Data excerpts
•••
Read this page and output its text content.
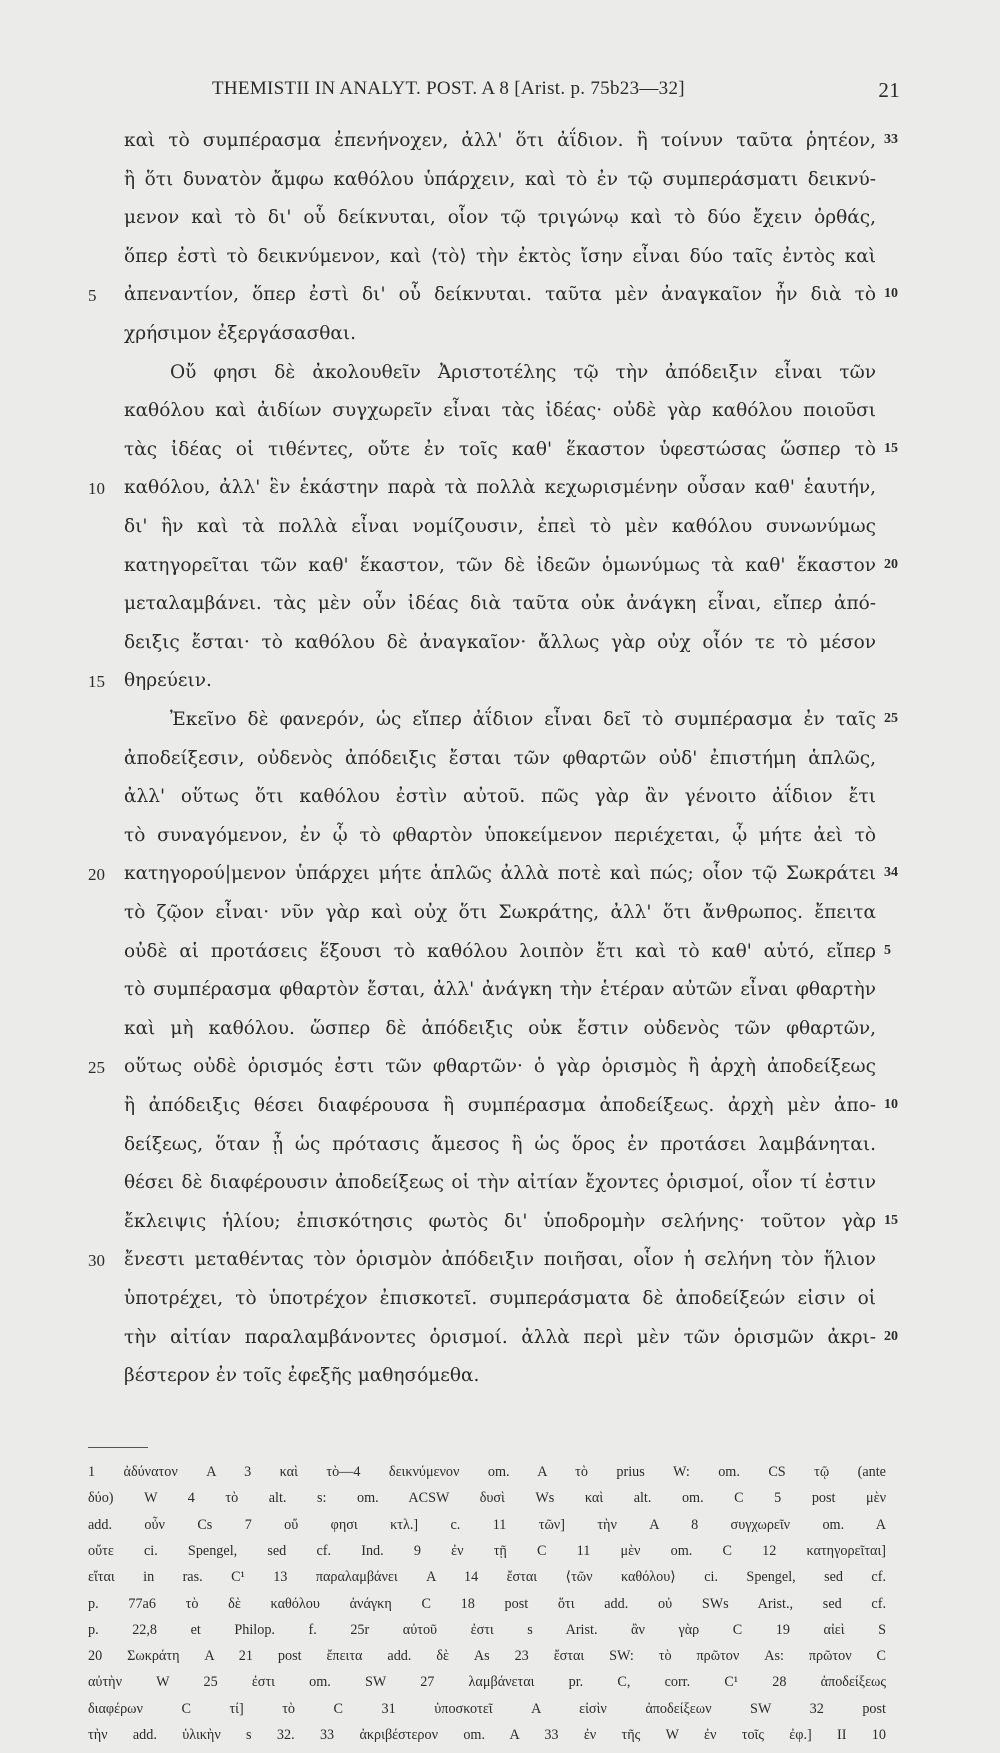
THEMISTII IN ANALYT. POST. A 8 [Arist. p. 75b23—32]	21
καὶ τὸ συμπέρασμα ἐπενήνοχεν, ἀλλ' ὅτι ἀΐδιον. ἢ τοίνυν ταῦτα ῥητέον, 33
ἢ ὅτι δυνατὸν ἄμφω καθόλου ὑπάρχειν, καὶ τὸ ἐν τῷ συμπεράσματι δεικνύ-
μενον καὶ τὸ δι' οὗ δείκνυται, οἷον τῷ τριγώνῳ καὶ τὸ δύο ἔχειν ὀρθάς,
ὅπερ ἐστὶ τὸ δεικνύμενον, καὶ ⟨τὸ⟩ τὴν ἐκτὸς ἴσην εἶναι δύο ταῖς ἐντὸς καὶ
5	ἀπεναντίον, ὅπερ ἐστὶ δι' οὗ δείκνυται. ταῦτα μὲν ἀναγκαῖον ἦν διὰ τὸ 10
χρήσιμον ἐξεργάσασθαι.
Οὔ φησι δὲ ἀκολουθεῖν Ἀριστοτέλης τῷ τὴν ἀπόδειξιν εἶναι τῶν
καθόλου καὶ ἀιδίων συγχωρεῖν εἶναι τὰς ἰδέας· οὐδὲ γὰρ καθόλου ποιοῦσι
τὰς ἰδέας οἱ τιθέντες, οὔτε ἐν τοῖς καθ' ἕκαστον ὑφεστώσας ὥσπερ τὸ 15
10 καθόλου, ἀλλ' ἓν ἑκάστην παρὰ τὰ πολλὰ κεχωρισμένην οὖσαν καθ' ἑαυτήν,
δι' ἣν καὶ τὰ πολλὰ εἶναι νομίζουσιν, ἐπεὶ τὸ μὲν καθόλου συνωνύμως
κατηγορεῖται τῶν καθ' ἕκαστον, τῶν δὲ ἰδεῶν ὁμωνύμως τὰ καθ' ἕκαστον 20
μεταλαμβάνει. τὰς μὲν οὖν ἰδέας διὰ ταῦτα οὐκ ἀνάγκη εἶναι, εἴπερ ἀπό-
δειξις ἔσται· τὸ καθόλου δὲ ἀναγκαῖον· ἄλλως γὰρ οὐχ οἷόν τε τὸ μέσον
15 θηρεύειν.
Ἐκεῖνο δὲ φανερόν, ὡς εἴπερ ἀΐδιον εἶναι δεῖ τὸ συμπέρασμα ἐν ταῖς 25
ἀποδείξεσιν, οὐδενὸς ἀπόδειξις ἔσται τῶν φθαρτῶν οὐδ' ἐπιστήμη ἁπλῶς,
ἀλλ' οὕτως ὅτι καθόλου ἐστὶν αὐτοῦ. πῶς γὰρ ἂν γένοιτο ἀΐδιον ἔτι
τὸ συναγόμενον, ἐν ᾧ τὸ φθαρτὸν ὑποκείμενον περιέχεται, ᾧ μήτε ἀεὶ τὸ
20 κατηγορού|μενον ὑπάρχει μήτε ἁπλῶς ἀλλὰ ποτὲ καὶ πώς; οἷον τῷ Σωκράτει 34
τὸ ζῷον εἶναι· νῦν γὰρ καὶ οὐχ ὅτι Σωκράτης, ἀλλ' ὅτι ἄνθρωπος. ἔπειτα
οὐδὲ αἱ προτάσεις ἕξουσι τὸ καθόλου λοιπὸν ἔτι καὶ τὸ καθ' αὑτό, εἴπερ 5
τὸ συμπέρασμα φθαρτὸν ἔσται, ἀλλ' ἀνάγκη τὴν ἑτέραν αὐτῶν εἶναι φθαρτὴν
καὶ μὴ καθόλου. ὥσπερ δὲ ἀπόδειξις οὐκ ἔστιν οὐδενὸς τῶν φθαρτῶν,
25 οὕτως οὐδὲ ὁρισμός ἐστι τῶν φθαρτῶν· ὁ γὰρ ὁρισμὸς ἢ ἀρχὴ ἀποδείξεως
ἢ ἀπόδειξις θέσει διαφέρουσα ἢ συμπέρασμα ἀποδείξεως. ἀρχὴ μὲν ἀπο- 10
δείξεως, ὅταν ᾖ ὡς πρότασις ἄμεσος ἢ ὡς ὅρος ἐν προτάσει λαμβάνηται.
θέσει δὲ διαφέρουσιν ἀποδείξεως οἱ τὴν αἰτίαν ἔχοντες ὁρισμοί, οἷον τί ἐστιν
ἔκλειψις ἡλίου; ἐπισκότησις φωτὸς δι' ὑποδρομὴν σελήνης· τοῦτον γὰρ 15
30 ἔνεστι μεταθέντας τὸν ὁρισμὸν ἀπόδειξιν ποιῆσαι, οἷον ἡ σελήνη τὸν ἥλιον
ὑποτρέχει, τὸ ὑποτρέχον ἐπισκοτεῖ. συμπεράσματα δὲ ἀποδείξεών εἰσιν οἱ
τὴν αἰτίαν παραλαμβάνοντες ὁρισμοί. ἀλλὰ περὶ μὲν τῶν ὁρισμῶν ἀκρι- 20
βέστερον ἐν τοῖς ἐφεξῆς μαθησόμεθα.
1 ἀδύνατον A 3 καὶ τὸ—4 δεικνύμενον om. A τὸ prius W: om. CS τῷ (ante
δύο) W 4 τὸ alt. s: om. ACSW δυσὶ Ws καὶ alt. om. C 5 post μὲν
add. οὖν Cs 7 οὔ φησι κτλ.] c. 11 τῶν] τὴν A 8 συγχωρεῖν om. A
οὔτε ci. Spengel, sed cf. Ind. 9 ἐν τῇ C 11 μὲν om. C 12 κατηγορεῖται]
εἴται in ras. C¹ 13 παραλαμβάνει A 14 ἔσται ⟨τῶν καθόλου⟩ ci. Spengel, sed cf.
p. 77a6 τὸ δὲ καθόλου ἀνάγκη C 18 post ὅτι add. οὐ SWs Arist., sed cf.
p. 22,8 et Philop. f. 25r αὐτοῦ ἐστι s Arist. ἂν γὰρ C 19 αἰεὶ S
20 Σωκράτη A 21 post ἔπειτα add. δὲ As 23 ἔσται SW: τὸ πρῶτον As: πρῶτον C
αὐτὴν W 25 ἐστι om. SW 27 λαμβάνεται pr. C, corr. C¹ 28 ἀποδείξεως
διαφέρων C τί] τὸ C 31 ὑποσκοτεῖ A εἰσὶν ἀποδείξεων SW 32 post
τὴν add. ὑλικὴν s 32. 33 ἀκριβέστερον om. A 33 ἐν τῆς W ἐν τοῖς ἐφ.] II 10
•••
> _Problem to work on_
Keep the pictures out and write out the records exactly.

> _Reply_
Read this page and output its text content.
THEMISTII IN ANALYT. POST. A 8 [Arist. p. 75b23—32]	21
καὶ τὸ συμπέρασμα ἐπενήνοχεν, ἀλλ' ὅτι ἀΐδιον. ἢ τοίνυν ταῦτα ῥητέον, 33
ἢ ὅτι δυνατὸν ἄμφω καθόλου ὑπάρχειν, καὶ τὸ ἐν τῷ συμπεράσματι δεικνύ-
μενον καὶ τὸ δι' οὗ δείκνυται, οἷον τῷ τριγώνῳ καὶ τὸ δύο ἔχειν ὀρθάς,
ὅπερ ἐστὶ τὸ δεικνύμενον, καὶ ⟨τὸ⟩ τὴν ἐκτὸς ἴσην εἶναι δύο ταῖς ἐντὸς καὶ
5	ἀπεναντίον, ὅπερ ἐστὶ δι' οὗ δείκνυται. ταῦτα μὲν ἀναγκαῖον ἦν διὰ τὸ 10
χρήσιμον ἐξεργάσασθαι.
Οὔ φησι δὲ ἀκολουθεῖν Ἀριστοτέλης τῷ τὴν ἀπόδειξιν εἶναι τῶν
καθόλου καὶ ἀιδίων συγχωρεῖν εἶναι τὰς ἰδέας· οὐδὲ γὰρ καθόλου ποιοῦσι
τὰς ἰδέας οἱ τιθέντες, οὔτε ἐν τοῖς καθ' ἕκαστον ὑφεστώσας ὥσπερ τὸ 15
10 καθόλου, ἀλλ' ἓν ἑκάστην παρὰ τὰ πολλὰ κεχωρισμένην οὖσαν καθ' ἑαυτήν,
δι' ἣν καὶ τὰ πολλὰ εἶναι νομίζουσιν, ἐπεὶ τὸ μὲν καθόλου συνωνύμως
κατηγορεῖται τῶν καθ' ἕκαστον, τῶν δὲ ἰδεῶν ὁμωνύμως τὰ καθ' ἕκαστον 20
μεταλαμβάνει. τὰς μὲν οὖν ἰδέας διὰ ταῦτα οὐκ ἀνάγκη εἶναι, εἴπερ ἀπό-
δειξις ἔσται· τὸ καθόλου δὲ ἀναγκαῖον· ἄλλως γὰρ οὐχ οἷόν τε τὸ μέσον
15 θηρεύειν.
Ἐκεῖνο δὲ φανερόν, ὡς εἴπερ ἀΐδιον εἶναι δεῖ τὸ συμπέρασμα ἐν ταῖς 25
ἀποδείξεσιν, οὐδενὸς ἀπόδειξις ἔσται τῶν φθαρτῶν οὐδ' ἐπιστήμη ἁπλῶς,
ἀλλ' οὕτως ὅτι καθόλου ἐστὶν αὐτοῦ. πῶς γὰρ ἂν γένοιτο ἀΐδιον ἔτι
τὸ συναγόμενον, ἐν ᾧ τὸ φθαρτὸν ὑποκείμενον περιέχεται, ᾧ μήτε ἀεὶ τὸ
20 κατηγορού|μενον ὑπάρχει μήτε ἁπλῶς ἀλλὰ ποτὲ καὶ πώς; οἷον τῷ Σωκράτει 34
τὸ ζῷον εἶναι· νῦν γὰρ καὶ οὐχ ὅτι Σωκράτης, ἀλλ' ὅτι ἄνθρωπος. ἔπειτα
οὐδὲ αἱ προτάσεις ἕξουσι τὸ καθόλου λοιπὸν ἔτι καὶ τὸ καθ' αὑτό, εἴπερ 5
τὸ συμπέρασμα φθαρτὸν ἔσται, ἀλλ' ἀνάγκη τὴν ἑτέραν αὐτῶν εἶναι φθαρτὴν
καὶ μὴ καθόλου. ὥσπερ δὲ ἀπόδειξις οὐκ ἔστιν οὐδενὸς τῶν φθαρτῶν,
25 οὕτως οὐδὲ ὁρισμός ἐστι τῶν φθαρτῶν· ὁ γὰρ ὁρισμὸς ἢ ἀρχὴ ἀποδείξεως
ἢ ἀπόδειξις θέσει διαφέρουσα ἢ συμπέρασμα ἀποδείξεως. ἀρχὴ μὲν ἀπο- 10
δείξεως, ὅταν ᾖ ὡς πρότασις ἄμεσος ἢ ὡς ὅρος ἐν προτάσει λαμβάνηται.
θέσει δὲ διαφέρουσιν ἀποδείξεως οἱ τὴν αἰτίαν ἔχοντες ὁρισμοί, οἷον τί ἐστιν
ἔκλειψις ἡλίου; ἐπισκότησις φωτὸς δι' ὑποδρομὴν σελήνης· τοῦτον γὰρ 15
30 ἔνεστι μεταθέντας τὸν ὁρισμὸν ἀπόδειξιν ποιῆσαι, οἷον ἡ σελήνη τὸν ἥλιον
ὑποτρέχει, τὸ ὑποτρέχον ἐπισκοτεῖ. συμπεράσματα δὲ ἀποδείξεών εἰσιν οἱ
τὴν αἰτίαν παραλαμβάνοντες ὁρισμοί. ἀλλὰ περὶ μὲν τῶν ὁρισμῶν ἀκρι- 20
βέστερον ἐν τοῖς ἐφεξῆς μαθησόμεθα.
1 ἀδύνατον A 3 καὶ τὸ—4 δεικνύμενον om. A τὸ prius W: om. CS τῷ (ante
δύο) W 4 τὸ alt. s: om. ACSW δυσὶ Ws καὶ alt. om. C 5 post μὲν
add. οὖν Cs 7 οὔ φησι κτλ.] c. 11 τῶν] τὴν A 8 συγχωρεῖν om. A
οὔτε ci. Spengel, sed cf. Ind. 9 ἐν τῇ C 11 μὲν om. C 12 κατηγορεῖται]
εἴται in ras. C¹ 13 παραλαμβάνει A 14 ἔσται ⟨τῶν καθόλου⟩ ci. Spengel, sed cf.
p. 77a6 τὸ δὲ καθόλου ἀνάγκη C 18 post ὅτι add. οὐ SWs Arist., sed cf.
p. 22,8 et Philop. f. 25r αὐτοῦ ἐστι s Arist. ἂν γὰρ C 19 αἰεὶ S
20 Σωκράτη A 21 post ἔπειτα add. δὲ As 23 ἔσται SW: τὸ πρῶτον As: πρῶτον C
αὐτὴν W 25 ἐστι om. SW 27 λαμβάνεται pr. C, corr. C¹ 28 ἀποδείξεως
διαφέρων C τί] τὸ C 31 ὑποσκοτεῖ A εἰσὶν ἀποδείξεων SW 32 post
τὴν add. ὑλικὴν s 32. 33 ἀκριβέστερον om. A 33 ἐν τῆς W ἐν τοῖς ἐφ.] II 10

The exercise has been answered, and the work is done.